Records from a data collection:
===============
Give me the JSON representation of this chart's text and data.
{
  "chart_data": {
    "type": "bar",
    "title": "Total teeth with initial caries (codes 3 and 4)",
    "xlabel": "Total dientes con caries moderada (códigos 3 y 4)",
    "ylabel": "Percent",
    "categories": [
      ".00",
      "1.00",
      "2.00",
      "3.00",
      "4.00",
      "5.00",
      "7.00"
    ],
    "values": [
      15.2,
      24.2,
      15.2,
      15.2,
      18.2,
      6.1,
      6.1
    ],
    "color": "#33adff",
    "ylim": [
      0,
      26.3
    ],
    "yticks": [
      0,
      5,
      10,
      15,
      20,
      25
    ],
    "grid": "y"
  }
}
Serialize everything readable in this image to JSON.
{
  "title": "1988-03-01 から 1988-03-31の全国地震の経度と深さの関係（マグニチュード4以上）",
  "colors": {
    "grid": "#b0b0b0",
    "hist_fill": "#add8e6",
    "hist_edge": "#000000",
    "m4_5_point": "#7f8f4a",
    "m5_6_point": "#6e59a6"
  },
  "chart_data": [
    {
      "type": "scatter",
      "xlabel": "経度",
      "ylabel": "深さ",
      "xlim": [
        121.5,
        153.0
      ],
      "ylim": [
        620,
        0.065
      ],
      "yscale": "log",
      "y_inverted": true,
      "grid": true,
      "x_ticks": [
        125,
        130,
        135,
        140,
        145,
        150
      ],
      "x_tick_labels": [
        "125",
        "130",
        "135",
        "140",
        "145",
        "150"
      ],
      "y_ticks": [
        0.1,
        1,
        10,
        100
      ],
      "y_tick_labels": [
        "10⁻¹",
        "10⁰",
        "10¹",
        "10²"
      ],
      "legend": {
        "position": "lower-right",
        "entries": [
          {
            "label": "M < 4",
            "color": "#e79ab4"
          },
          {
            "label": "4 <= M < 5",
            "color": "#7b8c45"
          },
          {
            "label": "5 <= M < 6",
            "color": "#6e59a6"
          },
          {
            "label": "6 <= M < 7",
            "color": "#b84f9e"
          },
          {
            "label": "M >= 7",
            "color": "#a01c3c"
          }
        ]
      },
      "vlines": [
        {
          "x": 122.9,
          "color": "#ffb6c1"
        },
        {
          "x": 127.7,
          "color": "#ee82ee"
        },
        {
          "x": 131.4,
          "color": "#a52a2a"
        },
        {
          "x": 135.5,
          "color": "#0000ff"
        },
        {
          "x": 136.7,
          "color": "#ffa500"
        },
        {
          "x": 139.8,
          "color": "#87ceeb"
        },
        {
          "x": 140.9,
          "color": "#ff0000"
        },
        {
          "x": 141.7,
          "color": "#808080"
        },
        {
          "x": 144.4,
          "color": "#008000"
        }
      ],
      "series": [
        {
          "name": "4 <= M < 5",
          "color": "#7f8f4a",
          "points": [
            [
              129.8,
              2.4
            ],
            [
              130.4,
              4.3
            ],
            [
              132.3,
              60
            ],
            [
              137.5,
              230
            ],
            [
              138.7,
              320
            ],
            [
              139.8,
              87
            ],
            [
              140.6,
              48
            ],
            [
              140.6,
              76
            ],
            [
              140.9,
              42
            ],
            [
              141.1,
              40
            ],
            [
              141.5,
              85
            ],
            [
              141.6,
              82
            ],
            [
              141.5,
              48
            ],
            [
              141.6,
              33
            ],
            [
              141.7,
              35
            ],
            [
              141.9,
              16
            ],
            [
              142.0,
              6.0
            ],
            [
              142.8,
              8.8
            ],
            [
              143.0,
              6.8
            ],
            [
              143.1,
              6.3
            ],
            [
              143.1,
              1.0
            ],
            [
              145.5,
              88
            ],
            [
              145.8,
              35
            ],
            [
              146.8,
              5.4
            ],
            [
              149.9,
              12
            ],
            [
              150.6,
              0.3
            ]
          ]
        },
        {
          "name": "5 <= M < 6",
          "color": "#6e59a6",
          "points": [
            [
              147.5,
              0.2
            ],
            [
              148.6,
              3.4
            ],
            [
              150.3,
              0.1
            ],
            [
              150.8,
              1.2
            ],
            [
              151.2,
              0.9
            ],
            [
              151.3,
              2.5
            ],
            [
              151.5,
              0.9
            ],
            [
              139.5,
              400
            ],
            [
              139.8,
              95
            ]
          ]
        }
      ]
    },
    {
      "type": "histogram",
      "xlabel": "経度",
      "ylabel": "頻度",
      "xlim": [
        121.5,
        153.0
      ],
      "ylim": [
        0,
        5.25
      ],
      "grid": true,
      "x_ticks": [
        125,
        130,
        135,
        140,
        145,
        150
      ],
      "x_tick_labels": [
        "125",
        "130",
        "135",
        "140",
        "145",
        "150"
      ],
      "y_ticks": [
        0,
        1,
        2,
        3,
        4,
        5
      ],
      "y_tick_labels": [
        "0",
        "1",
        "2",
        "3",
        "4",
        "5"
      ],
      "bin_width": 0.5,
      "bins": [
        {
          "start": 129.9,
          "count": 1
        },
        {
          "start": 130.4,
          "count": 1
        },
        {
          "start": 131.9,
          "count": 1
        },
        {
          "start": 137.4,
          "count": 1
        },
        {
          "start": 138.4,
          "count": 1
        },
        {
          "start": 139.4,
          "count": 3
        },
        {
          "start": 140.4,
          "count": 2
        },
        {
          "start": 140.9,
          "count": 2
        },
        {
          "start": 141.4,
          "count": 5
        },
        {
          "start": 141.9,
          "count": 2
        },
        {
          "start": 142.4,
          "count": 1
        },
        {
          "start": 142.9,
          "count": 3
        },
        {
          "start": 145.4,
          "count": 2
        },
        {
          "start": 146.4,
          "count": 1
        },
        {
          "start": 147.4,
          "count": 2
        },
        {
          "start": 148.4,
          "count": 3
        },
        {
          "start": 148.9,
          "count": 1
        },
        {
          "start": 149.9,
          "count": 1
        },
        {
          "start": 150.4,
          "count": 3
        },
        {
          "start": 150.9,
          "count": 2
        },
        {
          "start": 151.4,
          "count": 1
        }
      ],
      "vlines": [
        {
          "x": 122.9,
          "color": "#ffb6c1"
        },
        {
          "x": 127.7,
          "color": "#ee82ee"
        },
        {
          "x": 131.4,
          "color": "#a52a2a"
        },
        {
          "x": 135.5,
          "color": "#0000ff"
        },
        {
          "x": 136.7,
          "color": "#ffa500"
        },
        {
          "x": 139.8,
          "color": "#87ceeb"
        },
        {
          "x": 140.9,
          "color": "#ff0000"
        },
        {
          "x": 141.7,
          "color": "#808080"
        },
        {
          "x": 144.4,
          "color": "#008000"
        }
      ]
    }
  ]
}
===============
WORK REQUIRED –
Check each line above for "type" and return the ones that have it.

EXERCISE SOLUTION –
    "type": "bar",
      "type": "scatter",
      "type": "histogram",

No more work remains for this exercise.